┌──

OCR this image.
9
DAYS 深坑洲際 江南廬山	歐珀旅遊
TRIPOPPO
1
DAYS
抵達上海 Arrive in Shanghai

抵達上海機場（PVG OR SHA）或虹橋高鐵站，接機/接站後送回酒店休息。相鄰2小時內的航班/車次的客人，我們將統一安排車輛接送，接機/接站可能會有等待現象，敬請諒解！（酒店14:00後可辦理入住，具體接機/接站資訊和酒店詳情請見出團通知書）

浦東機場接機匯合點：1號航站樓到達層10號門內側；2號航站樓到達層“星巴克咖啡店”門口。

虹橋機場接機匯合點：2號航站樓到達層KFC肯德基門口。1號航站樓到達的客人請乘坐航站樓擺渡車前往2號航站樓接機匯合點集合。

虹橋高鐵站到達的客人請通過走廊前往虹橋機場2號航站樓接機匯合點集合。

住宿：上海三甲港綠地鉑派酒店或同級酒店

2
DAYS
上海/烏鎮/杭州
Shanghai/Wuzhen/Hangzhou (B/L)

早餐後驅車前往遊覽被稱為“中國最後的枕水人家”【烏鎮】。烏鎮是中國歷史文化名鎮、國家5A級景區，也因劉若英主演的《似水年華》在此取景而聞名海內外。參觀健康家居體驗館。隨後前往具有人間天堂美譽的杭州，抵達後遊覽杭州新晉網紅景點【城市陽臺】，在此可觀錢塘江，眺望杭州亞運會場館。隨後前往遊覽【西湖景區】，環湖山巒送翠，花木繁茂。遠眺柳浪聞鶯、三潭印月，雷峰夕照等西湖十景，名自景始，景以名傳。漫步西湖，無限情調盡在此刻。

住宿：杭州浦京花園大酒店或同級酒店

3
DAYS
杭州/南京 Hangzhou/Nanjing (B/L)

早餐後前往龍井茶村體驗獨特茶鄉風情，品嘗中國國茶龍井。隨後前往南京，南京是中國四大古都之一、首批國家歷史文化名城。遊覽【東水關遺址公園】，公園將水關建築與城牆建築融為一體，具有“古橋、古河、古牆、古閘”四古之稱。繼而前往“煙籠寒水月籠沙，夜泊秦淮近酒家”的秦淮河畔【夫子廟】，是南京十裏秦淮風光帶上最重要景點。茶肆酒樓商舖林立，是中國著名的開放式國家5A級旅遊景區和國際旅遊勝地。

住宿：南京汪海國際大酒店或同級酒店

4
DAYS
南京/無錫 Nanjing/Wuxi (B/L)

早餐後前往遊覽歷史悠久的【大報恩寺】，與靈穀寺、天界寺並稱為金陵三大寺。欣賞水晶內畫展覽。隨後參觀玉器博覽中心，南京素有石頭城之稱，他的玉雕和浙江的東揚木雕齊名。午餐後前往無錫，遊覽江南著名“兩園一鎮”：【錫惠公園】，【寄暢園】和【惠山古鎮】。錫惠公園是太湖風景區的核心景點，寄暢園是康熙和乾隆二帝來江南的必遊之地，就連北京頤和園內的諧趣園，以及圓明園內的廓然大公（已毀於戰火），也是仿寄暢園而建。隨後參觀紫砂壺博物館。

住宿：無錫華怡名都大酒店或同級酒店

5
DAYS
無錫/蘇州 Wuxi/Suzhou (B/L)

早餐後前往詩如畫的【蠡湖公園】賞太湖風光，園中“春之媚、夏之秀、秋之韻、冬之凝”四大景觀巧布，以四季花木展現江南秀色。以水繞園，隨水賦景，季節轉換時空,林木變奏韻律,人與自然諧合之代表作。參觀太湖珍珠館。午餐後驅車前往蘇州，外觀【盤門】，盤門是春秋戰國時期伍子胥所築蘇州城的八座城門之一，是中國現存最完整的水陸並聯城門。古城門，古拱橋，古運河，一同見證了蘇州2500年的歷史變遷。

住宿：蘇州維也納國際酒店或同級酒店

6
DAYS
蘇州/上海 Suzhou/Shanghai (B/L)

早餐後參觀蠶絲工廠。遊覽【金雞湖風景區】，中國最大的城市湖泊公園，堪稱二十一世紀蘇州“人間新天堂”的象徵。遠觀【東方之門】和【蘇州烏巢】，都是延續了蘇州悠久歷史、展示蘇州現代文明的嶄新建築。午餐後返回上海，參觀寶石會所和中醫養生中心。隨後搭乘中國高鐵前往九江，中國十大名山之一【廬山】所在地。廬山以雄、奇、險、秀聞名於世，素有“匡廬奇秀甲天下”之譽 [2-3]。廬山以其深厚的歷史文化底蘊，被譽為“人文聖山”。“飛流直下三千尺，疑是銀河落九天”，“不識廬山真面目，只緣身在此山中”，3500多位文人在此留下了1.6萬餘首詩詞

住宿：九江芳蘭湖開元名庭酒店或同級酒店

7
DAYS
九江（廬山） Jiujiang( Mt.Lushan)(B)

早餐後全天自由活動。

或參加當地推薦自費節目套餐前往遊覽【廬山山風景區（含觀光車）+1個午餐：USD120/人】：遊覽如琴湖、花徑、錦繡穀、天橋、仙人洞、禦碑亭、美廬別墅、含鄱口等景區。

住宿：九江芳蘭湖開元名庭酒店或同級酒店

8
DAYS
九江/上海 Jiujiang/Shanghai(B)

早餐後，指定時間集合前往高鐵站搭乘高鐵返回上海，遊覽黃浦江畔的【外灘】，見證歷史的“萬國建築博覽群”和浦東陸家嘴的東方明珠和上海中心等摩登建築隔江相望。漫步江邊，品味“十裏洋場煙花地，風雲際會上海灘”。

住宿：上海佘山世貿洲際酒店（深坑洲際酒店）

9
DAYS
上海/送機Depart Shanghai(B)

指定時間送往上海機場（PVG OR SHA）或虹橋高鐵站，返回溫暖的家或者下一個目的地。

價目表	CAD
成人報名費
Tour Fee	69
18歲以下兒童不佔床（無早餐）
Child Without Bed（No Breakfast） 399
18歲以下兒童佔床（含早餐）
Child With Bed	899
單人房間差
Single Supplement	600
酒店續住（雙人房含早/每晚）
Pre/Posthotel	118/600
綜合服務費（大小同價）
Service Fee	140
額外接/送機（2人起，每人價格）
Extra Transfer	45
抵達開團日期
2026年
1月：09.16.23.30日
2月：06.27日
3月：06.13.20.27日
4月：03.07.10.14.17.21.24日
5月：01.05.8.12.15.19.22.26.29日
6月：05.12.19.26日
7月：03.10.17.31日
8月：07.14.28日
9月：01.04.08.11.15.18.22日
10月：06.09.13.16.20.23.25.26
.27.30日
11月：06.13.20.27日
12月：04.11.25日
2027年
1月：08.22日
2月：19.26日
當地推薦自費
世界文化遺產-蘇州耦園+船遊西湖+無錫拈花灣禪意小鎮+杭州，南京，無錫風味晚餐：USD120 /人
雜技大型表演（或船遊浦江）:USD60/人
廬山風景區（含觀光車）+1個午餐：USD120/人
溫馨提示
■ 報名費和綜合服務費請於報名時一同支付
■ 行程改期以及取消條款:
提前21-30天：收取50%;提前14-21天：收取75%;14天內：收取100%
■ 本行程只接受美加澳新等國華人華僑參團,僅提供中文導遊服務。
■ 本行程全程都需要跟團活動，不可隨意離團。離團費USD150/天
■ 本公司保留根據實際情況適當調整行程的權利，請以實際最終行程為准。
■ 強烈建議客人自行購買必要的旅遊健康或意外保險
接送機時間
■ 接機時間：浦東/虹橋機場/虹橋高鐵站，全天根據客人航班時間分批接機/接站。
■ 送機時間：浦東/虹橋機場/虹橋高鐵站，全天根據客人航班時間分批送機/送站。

└──

The problem
Repeat the material in full, exactly as it stands.

The reply
OCR this image.
9
DAYS 深坑洲際 江南廬山	歐珀旅遊
TRIPOPPO
1
DAYS
抵達上海 Arrive in Shanghai

抵達上海機場（PVG OR SHA）或虹橋高鐵站，接機/接站後送回酒店休息。相鄰2小時內的航班/車次的客人，我們將統一安排車輛接送，接機/接站可能會有等待現象，敬請諒解！（酒店14:00後可辦理入住，具體接機/接站資訊和酒店詳情請見出團通知書）

浦東機場接機匯合點：1號航站樓到達層10號門內側；2號航站樓到達層“星巴克咖啡店”門口。

虹橋機場接機匯合點：2號航站樓到達層KFC肯德基門口。1號航站樓到達的客人請乘坐航站樓擺渡車前往2號航站樓接機匯合點集合。

虹橋高鐵站到達的客人請通過走廊前往虹橋機場2號航站樓接機匯合點集合。

住宿：上海三甲港綠地鉑派酒店或同級酒店

2
DAYS
上海/烏鎮/杭州
Shanghai/Wuzhen/Hangzhou (B/L)

早餐後驅車前往遊覽被稱為“中國最後的枕水人家”【烏鎮】。烏鎮是中國歷史文化名鎮、國家5A級景區，也因劉若英主演的《似水年華》在此取景而聞名海內外。參觀健康家居體驗館。隨後前往具有人間天堂美譽的杭州，抵達後遊覽杭州新晉網紅景點【城市陽臺】，在此可觀錢塘江，眺望杭州亞運會場館。隨後前往遊覽【西湖景區】，環湖山巒送翠，花木繁茂。遠眺柳浪聞鶯、三潭印月，雷峰夕照等西湖十景，名自景始，景以名傳。漫步西湖，無限情調盡在此刻。

住宿：杭州浦京花園大酒店或同級酒店

3
DAYS
杭州/南京 Hangzhou/Nanjing (B/L)

早餐後前往龍井茶村體驗獨特茶鄉風情，品嘗中國國茶龍井。隨後前往南京，南京是中國四大古都之一、首批國家歷史文化名城。遊覽【東水關遺址公園】，公園將水關建築與城牆建築融為一體，具有“古橋、古河、古牆、古閘”四古之稱。繼而前往“煙籠寒水月籠沙，夜泊秦淮近酒家”的秦淮河畔【夫子廟】，是南京十裏秦淮風光帶上最重要景點。茶肆酒樓商舖林立，是中國著名的開放式國家5A級旅遊景區和國際旅遊勝地。

住宿：南京汪海國際大酒店或同級酒店

4
DAYS
南京/無錫 Nanjing/Wuxi (B/L)

早餐後前往遊覽歷史悠久的【大報恩寺】，與靈穀寺、天界寺並稱為金陵三大寺。欣賞水晶內畫展覽。隨後參觀玉器博覽中心，南京素有石頭城之稱，他的玉雕和浙江的東揚木雕齊名。午餐後前往無錫，遊覽江南著名“兩園一鎮”：【錫惠公園】，【寄暢園】和【惠山古鎮】。錫惠公園是太湖風景區的核心景點，寄暢園是康熙和乾隆二帝來江南的必遊之地，就連北京頤和園內的諧趣園，以及圓明園內的廓然大公（已毀於戰火），也是仿寄暢園而建。隨後參觀紫砂壺博物館。

住宿：無錫華怡名都大酒店或同級酒店

5
DAYS
無錫/蘇州 Wuxi/Suzhou (B/L)

早餐後前往詩如畫的【蠡湖公園】賞太湖風光，園中“春之媚、夏之秀、秋之韻、冬之凝”四大景觀巧布，以四季花木展現江南秀色。以水繞園，隨水賦景，季節轉換時空,林木變奏韻律,人與自然諧合之代表作。參觀太湖珍珠館。午餐後驅車前往蘇州，外觀【盤門】，盤門是春秋戰國時期伍子胥所築蘇州城的八座城門之一，是中國現存最完整的水陸並聯城門。古城門，古拱橋，古運河，一同見證了蘇州2500年的歷史變遷。

住宿：蘇州維也納國際酒店或同級酒店

6
DAYS
蘇州/上海 Suzhou/Shanghai (B/L)

早餐後參觀蠶絲工廠。遊覽【金雞湖風景區】，中國最大的城市湖泊公園，堪稱二十一世紀蘇州“人間新天堂”的象徵。遠觀【東方之門】和【蘇州烏巢】，都是延續了蘇州悠久歷史、展示蘇州現代文明的嶄新建築。午餐後返回上海，參觀寶石會所和中醫養生中心。隨後搭乘中國高鐵前往九江，中國十大名山之一【廬山】所在地。廬山以雄、奇、險、秀聞名於世，素有“匡廬奇秀甲天下”之譽 [2-3]。廬山以其深厚的歷史文化底蘊，被譽為“人文聖山”。“飛流直下三千尺，疑是銀河落九天”，“不識廬山真面目，只緣身在此山中”，3500多位文人在此留下了1.6萬餘首詩詞

住宿：九江芳蘭湖開元名庭酒店或同級酒店

7
DAYS
九江（廬山） Jiujiang( Mt.Lushan)(B)

早餐後全天自由活動。

或參加當地推薦自費節目套餐前往遊覽【廬山山風景區（含觀光車）+1個午餐：USD120/人】：遊覽如琴湖、花徑、錦繡穀、天橋、仙人洞、禦碑亭、美廬別墅、含鄱口等景區。

住宿：九江芳蘭湖開元名庭酒店或同級酒店

8
DAYS
九江/上海 Jiujiang/Shanghai(B)

早餐後，指定時間集合前往高鐵站搭乘高鐵返回上海，遊覽黃浦江畔的【外灘】，見證歷史的“萬國建築博覽群”和浦東陸家嘴的東方明珠和上海中心等摩登建築隔江相望。漫步江邊，品味“十裏洋場煙花地，風雲際會上海灘”。

住宿：上海佘山世貿洲際酒店（深坑洲際酒店）

9
DAYS
上海/送機Depart Shanghai(B)

指定時間送往上海機場（PVG OR SHA）或虹橋高鐵站，返回溫暖的家或者下一個目的地。

價目表	CAD
成人報名費
Tour Fee	69
18歲以下兒童不佔床（無早餐）
Child Without Bed（No Breakfast） 399
18歲以下兒童佔床（含早餐）
Child With Bed	899
單人房間差
Single Supplement	600
酒店續住（雙人房含早/每晚）
Pre/Posthotel	118/600
綜合服務費（大小同價）
Service Fee	140
額外接/送機（2人起，每人價格）
Extra Transfer	45
抵達開團日期
2026年
1月：09.16.23.30日
2月：06.27日
3月：06.13.20.27日
4月：03.07.10.14.17.21.24日
5月：01.05.8.12.15.19.22.26.29日
6月：05.12.19.26日
7月：03.10.17.31日
8月：07.14.28日
9月：01.04.08.11.15.18.22日
10月：06.09.13.16.20.23.25.26
.27.30日
11月：06.13.20.27日
12月：04.11.25日
2027年
1月：08.22日
2月：19.26日
當地推薦自費
世界文化遺產-蘇州耦園+船遊西湖+無錫拈花灣禪意小鎮+杭州，南京，無錫風味晚餐：USD120 /人
雜技大型表演（或船遊浦江）:USD60/人
廬山風景區（含觀光車）+1個午餐：USD120/人
溫馨提示
■ 報名費和綜合服務費請於報名時一同支付
■ 行程改期以及取消條款:
提前21-30天：收取50%;提前14-21天：收取75%;14天內：收取100%
■ 本行程只接受美加澳新等國華人華僑參團,僅提供中文導遊服務。
■ 本行程全程都需要跟團活動，不可隨意離團。離團費USD150/天
■ 本公司保留根據實際情況適當調整行程的權利，請以實際最終行程為准。
■ 強烈建議客人自行購買必要的旅遊健康或意外保險
接送機時間
■ 接機時間：浦東/虹橋機場/虹橋高鐵站，全天根據客人航班時間分批接機/接站。
■ 送機時間：浦東/虹橋機場/虹橋高鐵站，全天根據客人航班時間分批送機/送站。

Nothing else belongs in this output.